All of the listing below must be repeated word for word. Pictures are the only thing to omit.

** start Data listing **

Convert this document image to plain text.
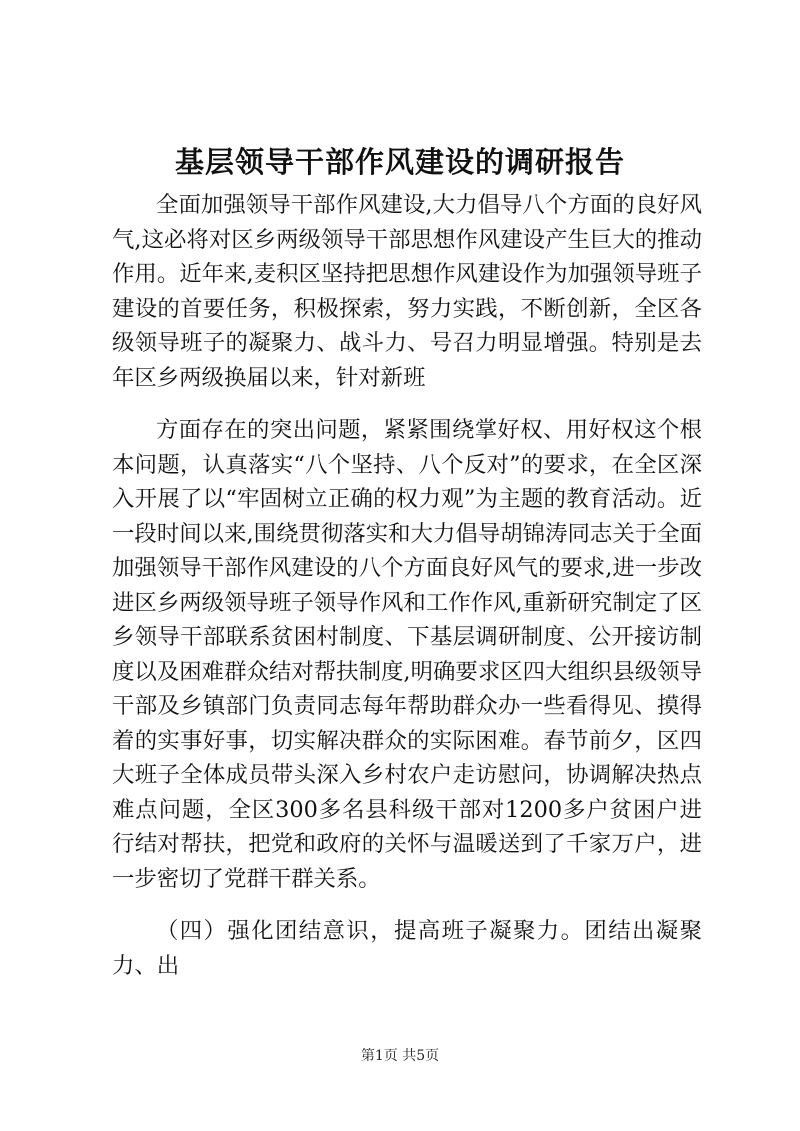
基层领导干部作风建设的调研报告

全面加强领导干部作风建设,大力倡导八个方面的良好风气,这必将对区乡两级领导干部思想作风建设产生巨大的推动作用。近年来,麦积区坚持把思想作风建设作为加强领导班子建设的首要任务，积极探索，努力实践，不断创新，全区各级领导班子的凝聚力、战斗力、号召力明显增强。特别是去年区乡两级换届以来，针对新班

方面存在的突出问题，紧紧围绕掌好权、用好权这个根本问题，认真落实“八个坚持、八个反对”的要求，在全区深入开展了以“牢固树立正确的权力观”为主题的教育活动。近一段时间以来,围绕贯彻落实和大力倡导胡锦涛同志关于全面加强领导干部作风建设的八个方面良好风气的要求,进一步改进区乡两级领导班子领导作风和工作作风,重新研究制定了区乡领导干部联系贫困村制度、下基层调研制度、公开接访制度以及困难群众结对帮扶制度,明确要求区四大组织县级领导干部及乡镇部门负责同志每年帮助群众办一些看得见、摸得着的实事好事，切实解决群众的实际困难。春节前夕，区四大班子全体成员带头深入乡村农户走访慰问，协调解决热点难点问题，全区300多名县科级干部对1200多户贫困户进行结对帮扶，把党和政府的关怀与温暖送到了千家万户，进一步密切了党群干群关系。

（四）强化团结意识，提高班子凝聚力。团结出凝聚力、出

第1页 共5页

** end Data listing **

■ **Finished exercise**
Convert this document image to plain text.
基层领导干部作风建设的调研报告

全面加强领导干部作风建设,大力倡导八个方面的良好风气,这必将对区乡两级领导干部思想作风建设产生巨大的推动作用。近年来,麦积区坚持把思想作风建设作为加强领导班子建设的首要任务，积极探索，努力实践，不断创新，全区各级领导班子的凝聚力、战斗力、号召力明显增强。特别是去年区乡两级换届以来，针对新班

方面存在的突出问题，紧紧围绕掌好权、用好权这个根本问题，认真落实“八个坚持、八个反对”的要求，在全区深入开展了以“牢固树立正确的权力观”为主题的教育活动。近一段时间以来,围绕贯彻落实和大力倡导胡锦涛同志关于全面加强领导干部作风建设的八个方面良好风气的要求,进一步改进区乡两级领导班子领导作风和工作作风,重新研究制定了区乡领导干部联系贫困村制度、下基层调研制度、公开接访制度以及困难群众结对帮扶制度,明确要求区四大组织县级领导干部及乡镇部门负责同志每年帮助群众办一些看得见、摸得着的实事好事，切实解决群众的实际困难。春节前夕，区四大班子全体成员带头深入乡村农户走访慰问，协调解决热点难点问题，全区300多名县科级干部对1200多户贫困户进行结对帮扶，把党和政府的关怀与温暖送到了千家万户，进一步密切了党群干群关系。

（四）强化团结意识，提高班子凝聚力。团结出凝聚力、出

第1页 共5页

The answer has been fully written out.